(Stored data)
——

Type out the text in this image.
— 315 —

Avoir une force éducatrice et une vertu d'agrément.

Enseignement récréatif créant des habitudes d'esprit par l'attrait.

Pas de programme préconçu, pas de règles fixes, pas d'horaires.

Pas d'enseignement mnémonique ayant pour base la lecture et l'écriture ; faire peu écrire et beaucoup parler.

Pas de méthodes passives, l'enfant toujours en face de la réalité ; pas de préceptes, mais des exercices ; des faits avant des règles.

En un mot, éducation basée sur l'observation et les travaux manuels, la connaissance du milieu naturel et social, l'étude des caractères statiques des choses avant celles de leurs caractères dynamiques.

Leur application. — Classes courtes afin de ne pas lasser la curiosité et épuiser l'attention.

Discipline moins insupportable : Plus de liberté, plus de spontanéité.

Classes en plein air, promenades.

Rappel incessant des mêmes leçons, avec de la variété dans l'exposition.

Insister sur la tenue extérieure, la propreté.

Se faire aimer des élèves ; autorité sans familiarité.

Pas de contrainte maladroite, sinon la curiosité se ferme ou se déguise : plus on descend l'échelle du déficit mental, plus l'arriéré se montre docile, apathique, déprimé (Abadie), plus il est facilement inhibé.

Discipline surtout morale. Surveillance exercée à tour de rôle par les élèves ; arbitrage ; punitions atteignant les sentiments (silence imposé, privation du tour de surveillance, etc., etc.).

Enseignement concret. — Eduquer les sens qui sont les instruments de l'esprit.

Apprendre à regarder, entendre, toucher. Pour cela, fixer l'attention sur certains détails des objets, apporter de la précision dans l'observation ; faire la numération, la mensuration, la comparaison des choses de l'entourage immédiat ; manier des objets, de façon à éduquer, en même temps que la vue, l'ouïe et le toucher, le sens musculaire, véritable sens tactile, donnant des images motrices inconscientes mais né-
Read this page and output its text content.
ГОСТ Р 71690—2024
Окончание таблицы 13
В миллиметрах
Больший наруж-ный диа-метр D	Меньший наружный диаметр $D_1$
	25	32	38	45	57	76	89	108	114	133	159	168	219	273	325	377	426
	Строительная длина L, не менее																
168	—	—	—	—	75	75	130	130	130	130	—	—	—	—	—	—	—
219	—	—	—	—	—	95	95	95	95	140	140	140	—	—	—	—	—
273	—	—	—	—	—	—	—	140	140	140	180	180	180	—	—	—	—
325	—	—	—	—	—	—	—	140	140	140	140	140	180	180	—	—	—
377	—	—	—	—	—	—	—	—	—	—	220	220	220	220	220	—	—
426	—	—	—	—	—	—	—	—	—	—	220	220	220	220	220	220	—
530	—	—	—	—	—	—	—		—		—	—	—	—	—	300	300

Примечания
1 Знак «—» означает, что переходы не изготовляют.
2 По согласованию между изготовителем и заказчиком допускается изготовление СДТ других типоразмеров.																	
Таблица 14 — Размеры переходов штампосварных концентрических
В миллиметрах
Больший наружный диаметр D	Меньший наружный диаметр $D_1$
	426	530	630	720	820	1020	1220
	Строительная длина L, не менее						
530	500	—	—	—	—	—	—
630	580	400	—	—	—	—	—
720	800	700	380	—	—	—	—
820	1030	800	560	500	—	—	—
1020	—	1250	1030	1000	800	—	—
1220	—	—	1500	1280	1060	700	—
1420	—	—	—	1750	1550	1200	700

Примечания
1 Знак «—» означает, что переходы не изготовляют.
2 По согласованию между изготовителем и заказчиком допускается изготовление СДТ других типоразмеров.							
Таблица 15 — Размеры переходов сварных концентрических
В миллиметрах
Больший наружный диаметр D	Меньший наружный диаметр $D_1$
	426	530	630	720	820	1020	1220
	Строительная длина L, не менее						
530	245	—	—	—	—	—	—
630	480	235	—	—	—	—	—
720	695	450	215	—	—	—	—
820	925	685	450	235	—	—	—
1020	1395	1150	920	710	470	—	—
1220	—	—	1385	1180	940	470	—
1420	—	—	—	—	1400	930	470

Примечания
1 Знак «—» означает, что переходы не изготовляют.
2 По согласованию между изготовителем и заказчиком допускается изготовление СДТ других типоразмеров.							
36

——

> **Given request**: Repeat all the entries exactly as given.

> **Output**:
Type out the text in this image.
— 315 —

Avoir une force éducatrice et une vertu d'agrément.

Enseignement récréatif créant des habitudes d'esprit par l'attrait.

Pas de programme préconçu, pas de règles fixes, pas d'horaires.

Pas d'enseignement mnémonique ayant pour base la lecture et l'écriture ; faire peu écrire et beaucoup parler.

Pas de méthodes passives, l'enfant toujours en face de la réalité ; pas de préceptes, mais des exercices ; des faits avant des règles.

En un mot, éducation basée sur l'observation et les travaux manuels, la connaissance du milieu naturel et social, l'étude des caractères statiques des choses avant celles de leurs caractères dynamiques.

Leur application. — Classes courtes afin de ne pas lasser la curiosité et épuiser l'attention.

Discipline moins insupportable : Plus de liberté, plus de spontanéité.

Classes en plein air, promenades.

Rappel incessant des mêmes leçons, avec de la variété dans l'exposition.

Insister sur la tenue extérieure, la propreté.

Se faire aimer des élèves ; autorité sans familiarité.

Pas de contrainte maladroite, sinon la curiosité se ferme ou se déguise : plus on descend l'échelle du déficit mental, plus l'arriéré se montre docile, apathique, déprimé (Abadie), plus il est facilement inhibé.

Discipline surtout morale. Surveillance exercée à tour de rôle par les élèves ; arbitrage ; punitions atteignant les sentiments (silence imposé, privation du tour de surveillance, etc., etc.).

Enseignement concret. — Eduquer les sens qui sont les instruments de l'esprit.

Apprendre à regarder, entendre, toucher. Pour cela, fixer l'attention sur certains détails des objets, apporter de la précision dans l'observation ; faire la numération, la mensuration, la comparaison des choses de l'entourage immédiat ; manier des objets, de façon à éduquer, en même temps que la vue, l'ouïe et le toucher, le sens musculaire, véritable sens tactile, donnant des images motrices inconscientes mais né-
Read this page and output its text content.
ГОСТ Р 71690—2024
Окончание таблицы 13
В миллиметрах
Больший наруж-ный диа-метр D	Меньший наружный диаметр $D_1$
	25	32	38	45	57	76	89	108	114	133	159	168	219	273	325	377	426
	Строительная длина L, не менее																
168	—	—	—	—	75	75	130	130	130	130	—	—	—	—	—	—	—
219	—	—	—	—	—	95	95	95	95	140	140	140	—	—	—	—	—
273	—	—	—	—	—	—	—	140	140	140	180	180	180	—	—	—	—
325	—	—	—	—	—	—	—	140	140	140	140	140	180	180	—	—	—
377	—	—	—	—	—	—	—	—	—	—	220	220	220	220	220	—	—
426	—	—	—	—	—	—	—	—	—	—	220	220	220	220	220	220	—
530	—	—	—	—	—	—	—		—		—	—	—	—	—	300	300

Примечания
1 Знак «—» означает, что переходы не изготовляют.
2 По согласованию между изготовителем и заказчиком допускается изготовление СДТ других типоразмеров.																	
Таблица 14 — Размеры переходов штампосварных концентрических
В миллиметрах
Больший наружный диаметр D	Меньший наружный диаметр $D_1$
	426	530	630	720	820	1020	1220
	Строительная длина L, не менее						
530	500	—	—	—	—	—	—
630	580	400	—	—	—	—	—
720	800	700	380	—	—	—	—
820	1030	800	560	500	—	—	—
1020	—	1250	1030	1000	800	—	—
1220	—	—	1500	1280	1060	700	—
1420	—	—	—	1750	1550	1200	700

Примечания
1 Знак «—» означает, что переходы не изготовляют.
2 По согласованию между изготовителем и заказчиком допускается изготовление СДТ других типоразмеров.							
Таблица 15 — Размеры переходов сварных концентрических
В миллиметрах
Больший наружный диаметр D	Меньший наружный диаметр $D_1$
	426	530	630	720	820	1020	1220
	Строительная длина L, не менее						
530	245	—	—	—	—	—	—
630	480	235	—	—	—	—	—
720	695	450	215	—	—	—	—
820	925	685	450	235	—	—	—
1020	1395	1150	920	710	470	—	—
1220	—	—	1385	1180	940	470	—
1420	—	—	—	—	1400	930	470

Примечания
1 Знак «—» означает, что переходы не изготовляют.
2 По согласованию между изготовителем и заказчиком допускается изготовление СДТ других типоразмеров.							
36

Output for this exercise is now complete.